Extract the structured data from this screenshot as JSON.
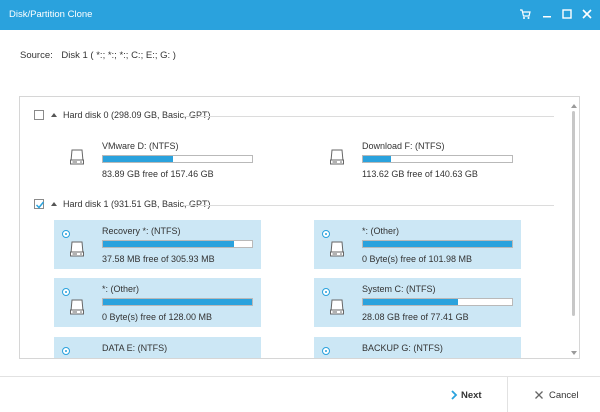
{
  "window": {
    "title": "Disk/Partition Clone",
    "accent": "#2aa2dd",
    "controls": [
      "cart-icon",
      "minimize-icon",
      "maximize-icon",
      "close-icon"
    ]
  },
  "source": {
    "label": "Source:",
    "value": "Disk 1 ( *:; *:; *:; C:; E:; G: )"
  },
  "disks": [
    {
      "label": "Hard disk 0 (298.09 GB, Basic, GPT)",
      "checked": false,
      "partitions": [
        {
          "name": "VMware D: (NTFS)",
          "free": "83.89 GB free of 157.46 GB",
          "used_fraction": 0.47,
          "selected": false
        },
        {
          "name": "Download F: (NTFS)",
          "free": "113.62 GB free of 140.63 GB",
          "used_fraction": 0.19,
          "selected": false
        }
      ]
    },
    {
      "label": "Hard disk 1 (931.51 GB, Basic, GPT)",
      "checked": true,
      "partitions": [
        {
          "name": "Recovery *: (NTFS)",
          "free": "37.58 MB free of 305.93 MB",
          "used_fraction": 0.88,
          "selected": true
        },
        {
          "name": "*: (Other)",
          "free": "0 Byte(s) free of 101.98 MB",
          "used_fraction": 1.0,
          "selected": true
        },
        {
          "name": "*: (Other)",
          "free": "0 Byte(s) free of 128.00 MB",
          "used_fraction": 1.0,
          "selected": true
        },
        {
          "name": "System C: (NTFS)",
          "free": "28.08 GB free of 77.41 GB",
          "used_fraction": 0.64,
          "selected": true
        },
        {
          "name": "DATA E: (NTFS)",
          "free": "",
          "used_fraction": 0,
          "selected": true
        },
        {
          "name": "BACKUP G: (NTFS)",
          "free": "",
          "used_fraction": 0,
          "selected": true
        }
      ]
    }
  ],
  "footer": {
    "next_label": "Next",
    "cancel_label": "Cancel"
  }
}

+ + +

Given problem: The pictures should not appear in the copy; every other part of the records above must be returned exactly.

Answer for this exercise:
Extract the structured data from this screenshot as JSON.
{
  "window": {
    "title": "Disk/Partition Clone",
    "accent": "#2aa2dd",
    "controls": [
      "cart-icon",
      "minimize-icon",
      "maximize-icon",
      "close-icon"
    ]
  },
  "source": {
    "label": "Source:",
    "value": "Disk 1 ( *:; *:; *:; C:; E:; G: )"
  },
  "disks": [
    {
      "label": "Hard disk 0 (298.09 GB, Basic, GPT)",
      "checked": false,
      "partitions": [
        {
          "name": "VMware D: (NTFS)",
          "free": "83.89 GB free of 157.46 GB",
          "used_fraction": 0.47,
          "selected": false
        },
        {
          "name": "Download F: (NTFS)",
          "free": "113.62 GB free of 140.63 GB",
          "used_fraction": 0.19,
          "selected": false
        }
      ]
    },
    {
      "label": "Hard disk 1 (931.51 GB, Basic, GPT)",
      "checked": true,
      "partitions": [
        {
          "name": "Recovery *: (NTFS)",
          "free": "37.58 MB free of 305.93 MB",
          "used_fraction": 0.88,
          "selected": true
        },
        {
          "name": "*: (Other)",
          "free": "0 Byte(s) free of 101.98 MB",
          "used_fraction": 1.0,
          "selected": true
        },
        {
          "name": "*: (Other)",
          "free": "0 Byte(s) free of 128.00 MB",
          "used_fraction": 1.0,
          "selected": true
        },
        {
          "name": "System C: (NTFS)",
          "free": "28.08 GB free of 77.41 GB",
          "used_fraction": 0.64,
          "selected": true
        },
        {
          "name": "DATA E: (NTFS)",
          "free": "",
          "used_fraction": 0,
          "selected": true
        },
        {
          "name": "BACKUP G: (NTFS)",
          "free": "",
          "used_fraction": 0,
          "selected": true
        }
      ]
    }
  ],
  "footer": {
    "next_label": "Next",
    "cancel_label": "Cancel"
  }
}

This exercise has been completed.